EXTRACTED ENTRIES

************

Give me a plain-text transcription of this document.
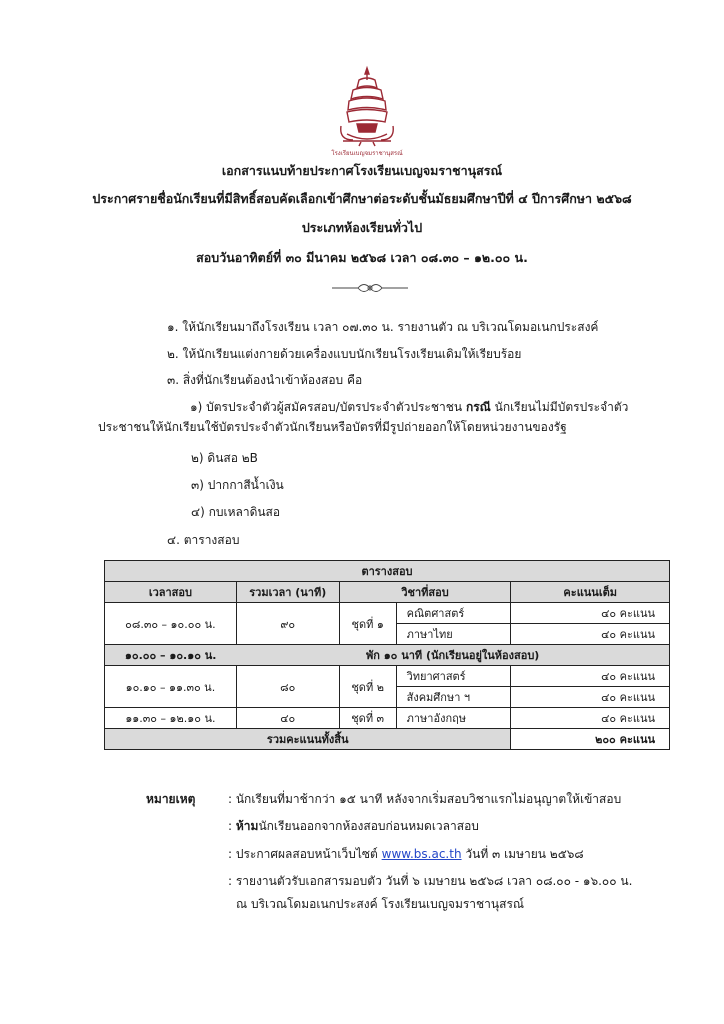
โรงเรียนเบญจมราชานุสรณ์
เอกสารแนบท้ายประกาศโรงเรียนเบญจมราชานุสรณ์
ประกาศรายชื่อนักเรียนที่มีสิทธิ์สอบคัดเลือกเข้าศึกษาต่อระดับชั้นมัธยมศึกษาปีที่ ๔ ปีการศึกษา ๒๕๖๘
ประเภทห้องเรียนทั่วไป
สอบวันอาทิตย์ที่ ๓๐ มีนาคม ๒๕๖๘ เวลา ๐๘.๓๐ – ๑๒.๐๐ น.
๑. ให้นักเรียนมาถึงโรงเรียน เวลา ๐๗.๓๐ น. รายงานตัว ณ บริเวณโดมอเนกประสงค์
๒. ให้นักเรียนแต่งกายด้วยเครื่องแบบนักเรียนโรงเรียนเดิมให้เรียบร้อย
๓. สิ่งที่นักเรียนต้องนำเข้าห้องสอบ คือ
๑) บัตรประจำตัวผู้สมัครสอบ/บัตรประจำตัวประชาชน กรณี นักเรียนไม่มีบัตรประจำตัว
ประชาชนให้นักเรียนใช้บัตรประจำตัวนักเรียนหรือบัตรที่มีรูปถ่ายออกให้โดยหน่วยงานของรัฐ
๒) ดินสอ ๒B
๓) ปากกาสีน้ำเงิน
๔) กบเหลาดินสอ
๔. ตารางสอบ
ตารางสอบ				
เวลาสอบ	รวมเวลา (นาที)	วิชาที่สอบ		คะแนนเต็ม
๐๘.๓๐ – ๑๐.๐๐ น.	๙๐	ชุดที่ ๑	คณิตศาสตร์	๔๐ คะแนน
			ภาษาไทย	๔๐ คะแนน
๑๐.๐๐ – ๑๐.๑๐ น.	พัก ๑๐ นาที (นักเรียนอยู่ในห้องสอบ)			
๑๐.๑๐ – ๑๑.๓๐ น.	๘๐	ชุดที่ ๒	วิทยาศาสตร์	๔๐ คะแนน
			สังคมศึกษา ฯ	๔๐ คะแนน
๑๑.๓๐ – ๑๒.๑๐ น.	๔๐	ชุดที่ ๓	ภาษาอังกฤษ	๔๐ คะแนน
รวมคะแนนทั้งสิ้น				๒๐๐ คะแนน
หมายเหตุ	: นักเรียนที่มาช้ากว่า ๑๕ นาที หลังจากเริ่มสอบวิชาแรกไม่อนุญาตให้เข้าสอบ
: ห้ามนักเรียนออกจากห้องสอบก่อนหมดเวลาสอบ
: ประกาศผลสอบหน้าเว็บไซต์ www.bs.ac.th วันที่ ๓ เมษายน ๒๕๖๘
: รายงานตัวรับเอกสารมอบตัว วันที่ ๖ เมษายน ๒๕๖๘ เวลา ๐๘.๐๐ - ๑๖.๐๐ น.
ณ บริเวณโดมอเนกประสงค์ โรงเรียนเบญจมราชานุสรณ์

************

STATED GOAL
Check each line of the data above for the string "เวณโดมอเนกประสงค" and report only how many lines have it.

REPLY TO THE TASK
2